[DIRECTIONS FOR THIS TASK]
Only a number is required: how many lines of the material contain the word "forme"?

[LISTED ENTRIES]
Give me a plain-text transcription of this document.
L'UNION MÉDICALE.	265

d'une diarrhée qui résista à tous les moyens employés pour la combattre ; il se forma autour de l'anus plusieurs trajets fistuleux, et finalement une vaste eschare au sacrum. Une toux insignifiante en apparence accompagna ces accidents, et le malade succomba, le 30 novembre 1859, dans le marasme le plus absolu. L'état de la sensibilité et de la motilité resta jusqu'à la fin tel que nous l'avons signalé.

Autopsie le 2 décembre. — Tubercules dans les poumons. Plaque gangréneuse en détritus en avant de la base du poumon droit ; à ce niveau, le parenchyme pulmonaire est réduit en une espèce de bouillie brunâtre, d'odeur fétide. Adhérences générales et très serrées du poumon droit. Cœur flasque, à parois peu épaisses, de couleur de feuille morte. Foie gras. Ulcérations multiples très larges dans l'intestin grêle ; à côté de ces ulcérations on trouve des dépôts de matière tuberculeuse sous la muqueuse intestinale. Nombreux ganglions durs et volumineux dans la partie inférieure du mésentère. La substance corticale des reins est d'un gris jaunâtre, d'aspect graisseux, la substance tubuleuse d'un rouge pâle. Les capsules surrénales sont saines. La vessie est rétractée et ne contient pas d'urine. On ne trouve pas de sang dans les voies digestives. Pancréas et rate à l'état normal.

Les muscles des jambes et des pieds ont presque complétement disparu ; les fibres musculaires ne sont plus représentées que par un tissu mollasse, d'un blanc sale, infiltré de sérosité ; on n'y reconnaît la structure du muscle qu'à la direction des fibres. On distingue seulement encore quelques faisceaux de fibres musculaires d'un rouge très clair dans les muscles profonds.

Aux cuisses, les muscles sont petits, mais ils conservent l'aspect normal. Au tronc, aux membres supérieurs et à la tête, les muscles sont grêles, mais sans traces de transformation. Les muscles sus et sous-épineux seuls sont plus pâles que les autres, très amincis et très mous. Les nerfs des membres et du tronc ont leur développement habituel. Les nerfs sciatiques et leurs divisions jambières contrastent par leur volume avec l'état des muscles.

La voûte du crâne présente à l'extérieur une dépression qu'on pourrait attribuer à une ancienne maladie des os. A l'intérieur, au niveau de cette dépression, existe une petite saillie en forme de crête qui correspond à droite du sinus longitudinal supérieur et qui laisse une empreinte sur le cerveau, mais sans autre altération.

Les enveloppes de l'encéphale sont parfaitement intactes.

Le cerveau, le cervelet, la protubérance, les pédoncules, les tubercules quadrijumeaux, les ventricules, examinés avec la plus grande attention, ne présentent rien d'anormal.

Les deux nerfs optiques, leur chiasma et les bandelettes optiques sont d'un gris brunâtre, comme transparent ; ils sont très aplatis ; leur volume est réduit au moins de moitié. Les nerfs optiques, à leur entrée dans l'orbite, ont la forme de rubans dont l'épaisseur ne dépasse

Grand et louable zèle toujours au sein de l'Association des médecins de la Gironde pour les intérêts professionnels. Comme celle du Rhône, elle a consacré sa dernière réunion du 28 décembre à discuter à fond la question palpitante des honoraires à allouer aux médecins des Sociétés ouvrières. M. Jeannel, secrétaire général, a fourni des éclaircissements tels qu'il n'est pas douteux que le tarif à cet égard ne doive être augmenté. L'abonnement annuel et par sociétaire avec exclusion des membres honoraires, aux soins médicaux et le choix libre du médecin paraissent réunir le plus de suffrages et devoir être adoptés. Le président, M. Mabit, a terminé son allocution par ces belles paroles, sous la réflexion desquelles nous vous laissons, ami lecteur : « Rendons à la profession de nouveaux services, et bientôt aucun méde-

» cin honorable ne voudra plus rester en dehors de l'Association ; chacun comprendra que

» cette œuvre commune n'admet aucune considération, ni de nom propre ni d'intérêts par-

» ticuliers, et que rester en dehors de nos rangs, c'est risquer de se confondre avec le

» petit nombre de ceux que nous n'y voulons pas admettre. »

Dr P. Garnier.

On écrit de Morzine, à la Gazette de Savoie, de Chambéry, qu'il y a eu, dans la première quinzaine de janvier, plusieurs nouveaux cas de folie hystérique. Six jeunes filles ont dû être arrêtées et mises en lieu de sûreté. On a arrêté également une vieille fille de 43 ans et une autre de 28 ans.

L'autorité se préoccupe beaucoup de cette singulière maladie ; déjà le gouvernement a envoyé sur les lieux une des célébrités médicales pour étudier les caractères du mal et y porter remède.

[RESPONSE FOR THIS EXERCISE]
2